#### DATASET ROWS:
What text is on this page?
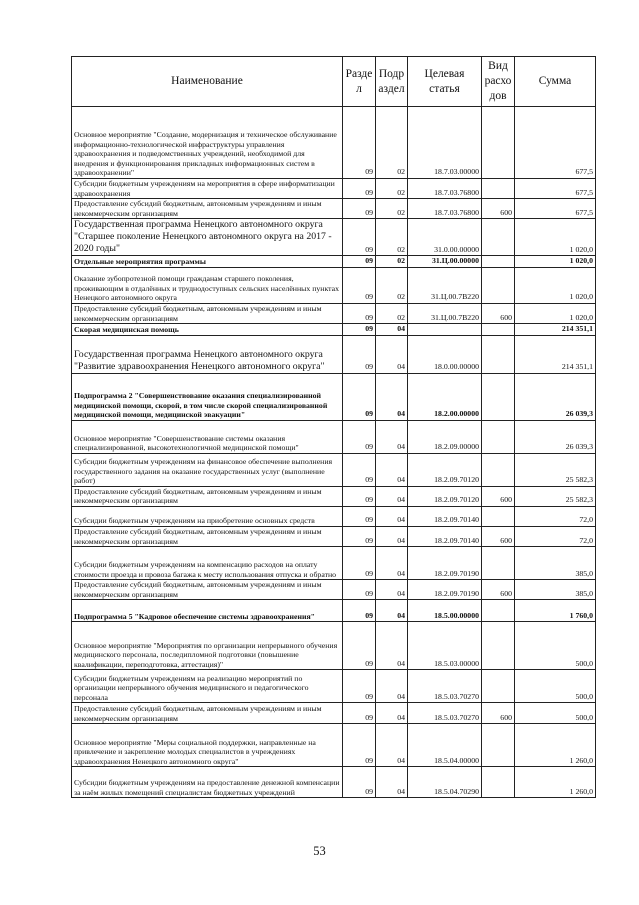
Наименование	Разде л	Подр аздел	Целевая статья	Вид расхо дов	Сумма
Основное мероприятие "Создание, модернизация и техническое обслуживание информационно-технологической инфраструктуры управления здравоохранения и подведомственных учреждений, необходимой для внедрения и функционирования прикладных информационных систем в здравоохранении"	09	02	18.7.03.00000		677,5
Субсидии бюджетным учреждениям на мероприятия в сфере информатизации здравоохранения	09	02	18.7.03.76800		677,5
Предоставление субсидий бюджетным, автономным учреждениям и иным некоммерческим организациям	09	02	18.7.03.76800	600	677,5
Государственная программа Ненецкого автономного округа "Старшее поколение Ненецкого автономного округа на 2017 - 2020 годы"	09	02	31.0.00.00000		1 020,0
Отдельные мероприятия программы	09	02	31.Ц.00.00000		1 020,0
Оказание зубопротезной помощи гражданам старшего поколения, проживающим в отдалённых и труднодоступных сельских населённых пунктах Ненецкого автономного округа	09	02	31.Ц.00.7В220		1 020,0
Предоставление субсидий бюджетным, автономным учреждениям и иным некоммерческим организациям	09	02	31.Ц.00.7В220	600	1 020,0
Скорая медицинская помощь	09	04			214 351,1
Государственная программа Ненецкого автономного округа "Развитие здравоохранения Ненецкого автономного округа"	09	04	18.0.00.00000		214 351,1
Подпрограмма 2 "Совершенствование оказания специализированной медицинской помощи, скорой, в том числе скорой специализированной медицинской помощи, медицинской эвакуации"	09	04	18.2.00.00000		26 039,3
Основное мероприятие "Совершенствование системы оказания специализированной, высокотехнологичной медицинской помощи"	09	04	18.2.09.00000		26 039,3
Субсидии бюджетным учреждениям на финансовое обеспечение выполнения государственного задания на оказание государственных услуг (выполнение работ)	09	04	18.2.09.70120		25 582,3
Предоставление субсидий бюджетным, автономным учреждениям и иным некоммерческим организациям	09	04	18.2.09.70120	600	25 582,3
Субсидии бюджетным учреждениям на приобретение основных средств	09	04	18.2.09.70140		72,0
Предоставление субсидий бюджетным, автономным учреждениям и иным некоммерческим организациям	09	04	18.2.09.70140	600	72,0
Субсидии бюджетным учреждениям на компенсацию расходов на оплату стоимости проезда и провоза багажа к месту использования отпуска и обратно	09	04	18.2.09.70190		385,0
Предоставление субсидий бюджетным, автономным учреждениям и иным некоммерческим организациям	09	04	18.2.09.70190	600	385,0
Подпрограмма 5 "Кадровое обеспечение системы здравоохранения"	09	04	18.5.00.00000		1 760,0
Основное мероприятие "Мероприятия по организации непрерывного обучения медицинского персонала, последипломной подготовки (повышение квалификации, переподготовка, аттестация)"	09	04	18.5.03.00000		500,0
Субсидии бюджетным учреждениям на реализацию мероприятий по организации непрерывного обучения медицинского и педагогического персонала	09	04	18.5.03.70270		500,0
Предоставление субсидий бюджетным, автономным учреждениям и иным некоммерческим организациям	09	04	18.5.03.70270	600	500,0
Основное мероприятие "Меры социальной поддержки, направленные на привлечение и закрепление молодых специалистов в учреждениях здравоохранения Ненецкого автономного округа"	09	04	18.5.04.00000		1 260,0
Субсидии бюджетным учреждениям на предоставление денежной компенсации за наём жилых помещений специалистам бюджетных учреждений	09	04	18.5.04.70290		1 260,0
53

#### WHAT TO DO:
Transcribe the entries above verbatim, omitting their pictures.

#### IN RESPONSE:
What text is on this page?
Наименование	Разде л	Подр аздел	Целевая статья	Вид расхо дов	Сумма
Основное мероприятие "Создание, модернизация и техническое обслуживание информационно-технологической инфраструктуры управления здравоохранения и подведомственных учреждений, необходимой для внедрения и функционирования прикладных информационных систем в здравоохранении"	09	02	18.7.03.00000		677,5
Субсидии бюджетным учреждениям на мероприятия в сфере информатизации здравоохранения	09	02	18.7.03.76800		677,5
Предоставление субсидий бюджетным, автономным учреждениям и иным некоммерческим организациям	09	02	18.7.03.76800	600	677,5
Государственная программа Ненецкого автономного округа "Старшее поколение Ненецкого автономного округа на 2017 - 2020 годы"	09	02	31.0.00.00000		1 020,0
Отдельные мероприятия программы	09	02	31.Ц.00.00000		1 020,0
Оказание зубопротезной помощи гражданам старшего поколения, проживающим в отдалённых и труднодоступных сельских населённых пунктах Ненецкого автономного округа	09	02	31.Ц.00.7В220		1 020,0
Предоставление субсидий бюджетным, автономным учреждениям и иным некоммерческим организациям	09	02	31.Ц.00.7В220	600	1 020,0
Скорая медицинская помощь	09	04			214 351,1
Государственная программа Ненецкого автономного округа "Развитие здравоохранения Ненецкого автономного округа"	09	04	18.0.00.00000		214 351,1
Подпрограмма 2 "Совершенствование оказания специализированной медицинской помощи, скорой, в том числе скорой специализированной медицинской помощи, медицинской эвакуации"	09	04	18.2.00.00000		26 039,3
Основное мероприятие "Совершенствование системы оказания специализированной, высокотехнологичной медицинской помощи"	09	04	18.2.09.00000		26 039,3
Субсидии бюджетным учреждениям на финансовое обеспечение выполнения государственного задания на оказание государственных услуг (выполнение работ)	09	04	18.2.09.70120		25 582,3
Предоставление субсидий бюджетным, автономным учреждениям и иным некоммерческим организациям	09	04	18.2.09.70120	600	25 582,3
Субсидии бюджетным учреждениям на приобретение основных средств	09	04	18.2.09.70140		72,0
Предоставление субсидий бюджетным, автономным учреждениям и иным некоммерческим организациям	09	04	18.2.09.70140	600	72,0
Субсидии бюджетным учреждениям на компенсацию расходов на оплату стоимости проезда и провоза багажа к месту использования отпуска и обратно	09	04	18.2.09.70190		385,0
Предоставление субсидий бюджетным, автономным учреждениям и иным некоммерческим организациям	09	04	18.2.09.70190	600	385,0
Подпрограмма 5 "Кадровое обеспечение системы здравоохранения"	09	04	18.5.00.00000		1 760,0
Основное мероприятие "Мероприятия по организации непрерывного обучения медицинского персонала, последипломной подготовки (повышение квалификации, переподготовка, аттестация)"	09	04	18.5.03.00000		500,0
Субсидии бюджетным учреждениям на реализацию мероприятий по организации непрерывного обучения медицинского и педагогического персонала	09	04	18.5.03.70270		500,0
Предоставление субсидий бюджетным, автономным учреждениям и иным некоммерческим организациям	09	04	18.5.03.70270	600	500,0
Основное мероприятие "Меры социальной поддержки, направленные на привлечение и закрепление молодых специалистов в учреждениях здравоохранения Ненецкого автономного округа"	09	04	18.5.04.00000		1 260,0
Субсидии бюджетным учреждениям на предоставление денежной компенсации за наём жилых помещений специалистам бюджетных учреждений	09	04	18.5.04.70290		1 260,0
53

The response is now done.